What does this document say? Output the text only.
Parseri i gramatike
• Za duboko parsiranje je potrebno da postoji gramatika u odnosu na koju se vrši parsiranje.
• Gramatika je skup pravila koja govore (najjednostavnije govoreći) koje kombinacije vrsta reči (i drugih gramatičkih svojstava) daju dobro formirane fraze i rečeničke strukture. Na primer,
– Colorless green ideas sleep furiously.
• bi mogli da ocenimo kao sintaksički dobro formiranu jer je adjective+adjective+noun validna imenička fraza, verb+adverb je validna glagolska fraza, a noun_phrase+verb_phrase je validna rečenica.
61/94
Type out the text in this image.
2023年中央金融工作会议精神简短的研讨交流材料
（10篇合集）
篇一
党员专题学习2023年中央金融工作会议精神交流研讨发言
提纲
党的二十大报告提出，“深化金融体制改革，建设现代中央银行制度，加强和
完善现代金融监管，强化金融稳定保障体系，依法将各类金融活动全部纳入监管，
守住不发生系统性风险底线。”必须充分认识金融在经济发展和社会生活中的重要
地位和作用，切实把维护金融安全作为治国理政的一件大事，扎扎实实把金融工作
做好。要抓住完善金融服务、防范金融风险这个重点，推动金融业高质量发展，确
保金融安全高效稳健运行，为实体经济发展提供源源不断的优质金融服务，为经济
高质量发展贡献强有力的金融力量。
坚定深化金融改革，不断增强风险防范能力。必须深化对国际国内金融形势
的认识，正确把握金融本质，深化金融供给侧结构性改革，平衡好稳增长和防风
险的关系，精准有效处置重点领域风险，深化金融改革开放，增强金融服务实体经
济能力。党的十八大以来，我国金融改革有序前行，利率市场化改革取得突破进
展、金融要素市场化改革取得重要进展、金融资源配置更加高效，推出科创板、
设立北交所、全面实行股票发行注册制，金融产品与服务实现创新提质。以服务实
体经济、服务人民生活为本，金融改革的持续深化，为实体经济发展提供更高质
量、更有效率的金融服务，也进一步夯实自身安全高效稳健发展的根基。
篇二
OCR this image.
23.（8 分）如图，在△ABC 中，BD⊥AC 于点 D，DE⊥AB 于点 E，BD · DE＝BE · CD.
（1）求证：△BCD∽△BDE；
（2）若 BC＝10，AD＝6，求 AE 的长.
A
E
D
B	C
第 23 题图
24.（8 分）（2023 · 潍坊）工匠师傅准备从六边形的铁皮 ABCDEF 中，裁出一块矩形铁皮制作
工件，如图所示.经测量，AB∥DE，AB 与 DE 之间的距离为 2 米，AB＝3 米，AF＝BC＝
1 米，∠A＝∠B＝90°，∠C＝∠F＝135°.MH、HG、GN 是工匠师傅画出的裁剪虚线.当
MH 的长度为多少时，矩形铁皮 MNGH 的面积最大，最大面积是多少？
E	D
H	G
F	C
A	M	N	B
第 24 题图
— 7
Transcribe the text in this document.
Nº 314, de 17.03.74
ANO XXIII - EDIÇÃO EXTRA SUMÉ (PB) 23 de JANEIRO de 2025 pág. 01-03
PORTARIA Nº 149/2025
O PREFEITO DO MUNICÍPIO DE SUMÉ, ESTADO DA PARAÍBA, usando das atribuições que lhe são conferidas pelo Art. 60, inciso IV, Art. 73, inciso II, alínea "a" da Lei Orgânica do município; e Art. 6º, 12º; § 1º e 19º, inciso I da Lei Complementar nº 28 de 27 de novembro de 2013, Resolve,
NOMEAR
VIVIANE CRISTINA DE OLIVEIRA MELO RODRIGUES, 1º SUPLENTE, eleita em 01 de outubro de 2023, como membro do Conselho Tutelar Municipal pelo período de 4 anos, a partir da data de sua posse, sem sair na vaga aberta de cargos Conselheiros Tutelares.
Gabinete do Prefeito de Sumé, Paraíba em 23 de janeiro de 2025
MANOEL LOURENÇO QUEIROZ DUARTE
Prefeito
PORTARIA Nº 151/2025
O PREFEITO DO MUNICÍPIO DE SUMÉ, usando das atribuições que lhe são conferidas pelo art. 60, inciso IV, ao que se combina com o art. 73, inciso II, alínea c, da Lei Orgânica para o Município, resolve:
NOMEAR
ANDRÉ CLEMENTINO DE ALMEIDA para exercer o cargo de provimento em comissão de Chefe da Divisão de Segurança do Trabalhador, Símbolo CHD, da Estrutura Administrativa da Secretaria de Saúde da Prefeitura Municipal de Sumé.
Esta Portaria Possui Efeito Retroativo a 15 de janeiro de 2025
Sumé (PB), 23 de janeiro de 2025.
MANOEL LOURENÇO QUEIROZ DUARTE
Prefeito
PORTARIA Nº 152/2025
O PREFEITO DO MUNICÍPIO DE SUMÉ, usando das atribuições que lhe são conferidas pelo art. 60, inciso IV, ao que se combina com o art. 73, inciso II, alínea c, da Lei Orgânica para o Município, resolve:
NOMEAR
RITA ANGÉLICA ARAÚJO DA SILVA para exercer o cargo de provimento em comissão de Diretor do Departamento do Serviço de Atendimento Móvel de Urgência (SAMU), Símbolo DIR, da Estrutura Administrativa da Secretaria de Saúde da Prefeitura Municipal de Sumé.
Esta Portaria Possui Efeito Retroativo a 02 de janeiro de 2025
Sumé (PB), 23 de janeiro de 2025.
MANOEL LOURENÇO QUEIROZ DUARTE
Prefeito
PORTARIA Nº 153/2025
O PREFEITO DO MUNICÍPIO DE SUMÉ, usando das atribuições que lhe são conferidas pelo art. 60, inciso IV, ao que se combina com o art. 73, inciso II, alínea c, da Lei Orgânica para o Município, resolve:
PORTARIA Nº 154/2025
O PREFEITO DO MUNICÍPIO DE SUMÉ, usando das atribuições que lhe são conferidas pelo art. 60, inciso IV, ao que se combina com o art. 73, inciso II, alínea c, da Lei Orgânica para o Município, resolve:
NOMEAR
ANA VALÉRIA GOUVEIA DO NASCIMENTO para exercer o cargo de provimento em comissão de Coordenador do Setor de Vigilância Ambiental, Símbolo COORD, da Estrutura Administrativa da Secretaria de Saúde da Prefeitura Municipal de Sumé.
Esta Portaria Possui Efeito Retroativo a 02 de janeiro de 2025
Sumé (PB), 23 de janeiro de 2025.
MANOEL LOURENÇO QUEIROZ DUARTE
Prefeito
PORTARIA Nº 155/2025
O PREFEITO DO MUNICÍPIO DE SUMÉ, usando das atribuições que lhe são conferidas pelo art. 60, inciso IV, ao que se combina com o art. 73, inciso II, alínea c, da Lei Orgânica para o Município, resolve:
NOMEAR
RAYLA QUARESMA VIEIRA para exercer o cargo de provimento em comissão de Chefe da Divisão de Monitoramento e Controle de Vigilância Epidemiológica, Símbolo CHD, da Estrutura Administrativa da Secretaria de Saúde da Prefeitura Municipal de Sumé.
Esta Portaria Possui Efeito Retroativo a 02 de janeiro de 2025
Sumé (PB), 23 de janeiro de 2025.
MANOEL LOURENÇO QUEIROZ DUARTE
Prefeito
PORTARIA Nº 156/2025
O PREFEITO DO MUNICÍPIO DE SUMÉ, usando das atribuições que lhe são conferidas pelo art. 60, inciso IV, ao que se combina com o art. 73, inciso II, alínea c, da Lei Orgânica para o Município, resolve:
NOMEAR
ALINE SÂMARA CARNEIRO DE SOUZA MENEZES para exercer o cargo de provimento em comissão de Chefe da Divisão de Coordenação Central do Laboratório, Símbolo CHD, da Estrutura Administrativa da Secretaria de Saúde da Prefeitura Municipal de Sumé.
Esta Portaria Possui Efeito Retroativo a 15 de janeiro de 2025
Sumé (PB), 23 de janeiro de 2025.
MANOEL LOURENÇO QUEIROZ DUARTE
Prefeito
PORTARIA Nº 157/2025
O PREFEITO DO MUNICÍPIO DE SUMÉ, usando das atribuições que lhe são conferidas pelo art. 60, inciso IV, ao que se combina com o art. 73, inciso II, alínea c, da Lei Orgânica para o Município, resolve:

____

* _TASK INSTRUCTIONS_
Look through the entries above and report the number of lines that contain "Divisão". Write only the number.

* _SOLVED PROBLEM_
3